>>>>>

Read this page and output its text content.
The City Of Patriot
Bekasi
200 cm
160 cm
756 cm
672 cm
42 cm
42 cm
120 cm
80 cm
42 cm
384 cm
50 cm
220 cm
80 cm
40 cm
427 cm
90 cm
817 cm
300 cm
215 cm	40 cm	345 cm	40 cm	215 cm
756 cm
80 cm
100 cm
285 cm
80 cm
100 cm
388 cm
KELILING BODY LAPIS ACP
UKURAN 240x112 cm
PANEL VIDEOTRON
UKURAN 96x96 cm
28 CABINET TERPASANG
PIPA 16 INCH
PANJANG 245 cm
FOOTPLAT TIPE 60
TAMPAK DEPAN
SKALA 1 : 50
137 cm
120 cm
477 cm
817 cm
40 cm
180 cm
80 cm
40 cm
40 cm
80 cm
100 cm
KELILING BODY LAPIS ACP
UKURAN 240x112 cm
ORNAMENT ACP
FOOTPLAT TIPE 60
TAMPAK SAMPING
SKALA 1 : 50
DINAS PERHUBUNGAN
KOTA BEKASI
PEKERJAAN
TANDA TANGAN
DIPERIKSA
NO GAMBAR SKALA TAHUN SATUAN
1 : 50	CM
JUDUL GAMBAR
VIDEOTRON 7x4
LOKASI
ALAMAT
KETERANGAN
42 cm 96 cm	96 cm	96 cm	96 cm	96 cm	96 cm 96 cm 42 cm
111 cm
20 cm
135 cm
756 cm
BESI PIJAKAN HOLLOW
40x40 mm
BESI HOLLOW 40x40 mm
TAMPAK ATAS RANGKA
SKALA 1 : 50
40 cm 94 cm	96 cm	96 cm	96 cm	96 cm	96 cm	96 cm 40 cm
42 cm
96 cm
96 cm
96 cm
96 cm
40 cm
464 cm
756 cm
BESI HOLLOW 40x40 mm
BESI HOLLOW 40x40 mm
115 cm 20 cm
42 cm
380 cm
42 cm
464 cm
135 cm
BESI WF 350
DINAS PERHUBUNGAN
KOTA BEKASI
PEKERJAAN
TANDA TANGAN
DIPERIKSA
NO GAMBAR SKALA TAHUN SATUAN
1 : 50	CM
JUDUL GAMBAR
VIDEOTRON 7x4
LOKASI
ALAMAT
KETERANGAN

<<<<<

THE PROBLEM => Print the material above once more, exactly.

EXERCISE OUTPUT =>
Read this page and output its text content.
The City Of Patriot
Bekasi
200 cm
160 cm
756 cm
672 cm
42 cm
42 cm
120 cm
80 cm
42 cm
384 cm
50 cm
220 cm
80 cm
40 cm
427 cm
90 cm
817 cm
300 cm
215 cm	40 cm	345 cm	40 cm	215 cm
756 cm
80 cm
100 cm
285 cm
80 cm
100 cm
388 cm
KELILING BODY LAPIS ACP
UKURAN 240x112 cm
PANEL VIDEOTRON
UKURAN 96x96 cm
28 CABINET TERPASANG
PIPA 16 INCH
PANJANG 245 cm
FOOTPLAT TIPE 60
TAMPAK DEPAN
SKALA 1 : 50
137 cm
120 cm
477 cm
817 cm
40 cm
180 cm
80 cm
40 cm
40 cm
80 cm
100 cm
KELILING BODY LAPIS ACP
UKURAN 240x112 cm
ORNAMENT ACP
FOOTPLAT TIPE 60
TAMPAK SAMPING
SKALA 1 : 50
DINAS PERHUBUNGAN
KOTA BEKASI
PEKERJAAN
TANDA TANGAN
DIPERIKSA
NO GAMBAR SKALA TAHUN SATUAN
1 : 50	CM
JUDUL GAMBAR
VIDEOTRON 7x4
LOKASI
ALAMAT
KETERANGAN
42 cm 96 cm	96 cm	96 cm	96 cm	96 cm	96 cm 96 cm 42 cm
111 cm
20 cm
135 cm
756 cm
BESI PIJAKAN HOLLOW
40x40 mm
BESI HOLLOW 40x40 mm
TAMPAK ATAS RANGKA
SKALA 1 : 50
40 cm 94 cm	96 cm	96 cm	96 cm	96 cm	96 cm	96 cm 40 cm
42 cm
96 cm
96 cm
96 cm
96 cm
40 cm
464 cm
756 cm
BESI HOLLOW 40x40 mm
BESI HOLLOW 40x40 mm
115 cm 20 cm
42 cm
380 cm
42 cm
464 cm
135 cm
BESI WF 350
DINAS PERHUBUNGAN
KOTA BEKASI
PEKERJAAN
TANDA TANGAN
DIPERIKSA
NO GAMBAR SKALA TAHUN SATUAN
1 : 50	CM
JUDUL GAMBAR
VIDEOTRON 7x4
LOKASI
ALAMAT
KETERANGAN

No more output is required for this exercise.